Structured figure records:
**********

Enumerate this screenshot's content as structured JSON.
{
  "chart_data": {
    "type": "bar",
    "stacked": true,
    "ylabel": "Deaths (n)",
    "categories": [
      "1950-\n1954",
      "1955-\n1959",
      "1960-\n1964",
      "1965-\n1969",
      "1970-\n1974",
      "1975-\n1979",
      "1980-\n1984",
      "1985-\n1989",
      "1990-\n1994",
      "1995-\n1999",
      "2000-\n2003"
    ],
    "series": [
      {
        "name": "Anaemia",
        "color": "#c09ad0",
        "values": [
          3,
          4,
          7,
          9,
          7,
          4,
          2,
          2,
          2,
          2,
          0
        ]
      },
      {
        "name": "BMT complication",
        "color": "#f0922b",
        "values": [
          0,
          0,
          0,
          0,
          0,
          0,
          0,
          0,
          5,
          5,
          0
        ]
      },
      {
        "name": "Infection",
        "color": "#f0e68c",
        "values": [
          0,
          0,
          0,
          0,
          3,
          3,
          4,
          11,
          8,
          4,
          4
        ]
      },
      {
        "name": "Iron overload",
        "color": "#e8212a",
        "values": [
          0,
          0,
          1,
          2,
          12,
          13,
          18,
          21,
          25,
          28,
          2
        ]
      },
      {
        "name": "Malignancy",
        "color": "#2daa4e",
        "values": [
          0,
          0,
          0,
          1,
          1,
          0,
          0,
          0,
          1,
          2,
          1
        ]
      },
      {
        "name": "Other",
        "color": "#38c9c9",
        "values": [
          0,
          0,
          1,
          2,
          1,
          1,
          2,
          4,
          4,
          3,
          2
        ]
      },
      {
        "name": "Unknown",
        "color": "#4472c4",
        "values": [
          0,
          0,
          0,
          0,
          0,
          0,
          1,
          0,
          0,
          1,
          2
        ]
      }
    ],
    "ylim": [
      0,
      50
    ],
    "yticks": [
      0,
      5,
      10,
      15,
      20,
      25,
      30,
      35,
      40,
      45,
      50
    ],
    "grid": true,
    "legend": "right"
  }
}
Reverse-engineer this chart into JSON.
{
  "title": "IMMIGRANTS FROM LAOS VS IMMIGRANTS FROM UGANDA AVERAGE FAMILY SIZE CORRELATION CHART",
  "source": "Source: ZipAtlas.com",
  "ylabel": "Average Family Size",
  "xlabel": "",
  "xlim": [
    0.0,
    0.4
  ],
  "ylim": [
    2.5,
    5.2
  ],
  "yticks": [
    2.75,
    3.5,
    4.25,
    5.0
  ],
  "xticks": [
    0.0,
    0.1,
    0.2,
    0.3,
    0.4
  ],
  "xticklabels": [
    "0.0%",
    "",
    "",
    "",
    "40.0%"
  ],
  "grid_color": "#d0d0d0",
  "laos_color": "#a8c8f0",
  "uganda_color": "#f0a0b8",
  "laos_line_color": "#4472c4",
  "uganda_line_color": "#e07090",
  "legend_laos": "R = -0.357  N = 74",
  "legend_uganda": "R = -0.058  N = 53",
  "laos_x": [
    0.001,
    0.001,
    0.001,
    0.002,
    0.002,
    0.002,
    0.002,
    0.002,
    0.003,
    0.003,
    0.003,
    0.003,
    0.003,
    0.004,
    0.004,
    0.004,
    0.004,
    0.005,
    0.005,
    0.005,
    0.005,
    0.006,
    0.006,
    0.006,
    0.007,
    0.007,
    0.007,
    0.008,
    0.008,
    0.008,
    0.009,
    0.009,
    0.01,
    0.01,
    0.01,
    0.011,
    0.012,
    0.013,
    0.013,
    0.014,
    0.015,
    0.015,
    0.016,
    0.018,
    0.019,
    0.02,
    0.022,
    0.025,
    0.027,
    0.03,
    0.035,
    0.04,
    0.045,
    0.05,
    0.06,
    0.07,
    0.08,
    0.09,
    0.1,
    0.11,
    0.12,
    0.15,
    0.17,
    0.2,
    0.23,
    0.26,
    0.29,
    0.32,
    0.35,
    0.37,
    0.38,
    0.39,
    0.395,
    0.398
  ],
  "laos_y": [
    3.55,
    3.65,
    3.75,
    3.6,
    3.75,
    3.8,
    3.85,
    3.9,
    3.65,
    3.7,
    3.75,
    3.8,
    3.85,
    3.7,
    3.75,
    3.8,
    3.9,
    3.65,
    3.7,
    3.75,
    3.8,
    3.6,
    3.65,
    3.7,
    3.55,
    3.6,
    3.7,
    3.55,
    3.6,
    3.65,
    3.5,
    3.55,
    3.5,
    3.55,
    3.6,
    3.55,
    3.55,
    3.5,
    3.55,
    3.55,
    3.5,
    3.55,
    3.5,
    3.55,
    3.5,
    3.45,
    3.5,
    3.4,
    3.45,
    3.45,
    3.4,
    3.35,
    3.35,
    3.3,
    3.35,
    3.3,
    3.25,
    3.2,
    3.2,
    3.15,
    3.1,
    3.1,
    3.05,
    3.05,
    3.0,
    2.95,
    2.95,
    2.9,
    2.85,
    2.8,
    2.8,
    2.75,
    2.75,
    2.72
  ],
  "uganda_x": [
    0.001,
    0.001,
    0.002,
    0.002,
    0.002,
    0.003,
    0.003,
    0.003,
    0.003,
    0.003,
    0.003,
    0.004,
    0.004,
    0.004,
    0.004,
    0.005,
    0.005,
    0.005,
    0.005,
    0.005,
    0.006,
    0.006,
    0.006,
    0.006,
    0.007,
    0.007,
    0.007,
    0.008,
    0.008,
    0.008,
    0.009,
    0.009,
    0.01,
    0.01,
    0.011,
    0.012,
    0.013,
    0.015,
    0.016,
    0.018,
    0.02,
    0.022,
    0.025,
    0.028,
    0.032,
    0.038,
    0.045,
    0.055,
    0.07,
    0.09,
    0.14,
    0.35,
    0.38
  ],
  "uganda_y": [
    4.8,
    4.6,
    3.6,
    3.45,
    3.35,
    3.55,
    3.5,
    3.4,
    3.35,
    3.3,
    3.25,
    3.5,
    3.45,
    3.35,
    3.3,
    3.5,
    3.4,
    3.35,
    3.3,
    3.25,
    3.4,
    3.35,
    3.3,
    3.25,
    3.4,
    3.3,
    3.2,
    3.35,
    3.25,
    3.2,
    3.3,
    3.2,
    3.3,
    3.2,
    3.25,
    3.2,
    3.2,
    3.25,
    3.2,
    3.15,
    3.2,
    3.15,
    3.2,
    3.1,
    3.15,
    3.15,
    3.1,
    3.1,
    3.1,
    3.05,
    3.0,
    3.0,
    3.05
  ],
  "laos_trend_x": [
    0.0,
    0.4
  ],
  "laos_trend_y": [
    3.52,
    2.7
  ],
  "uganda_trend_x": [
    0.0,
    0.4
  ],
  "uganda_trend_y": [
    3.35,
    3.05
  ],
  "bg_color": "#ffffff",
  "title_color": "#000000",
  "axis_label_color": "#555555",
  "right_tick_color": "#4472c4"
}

**********

§ **WHAT IS EXPECTED**
Check every line of the records above for the string "name" and say how many contain it, giving the number alone.

§ **REPLY TO THE EXERCISE**
7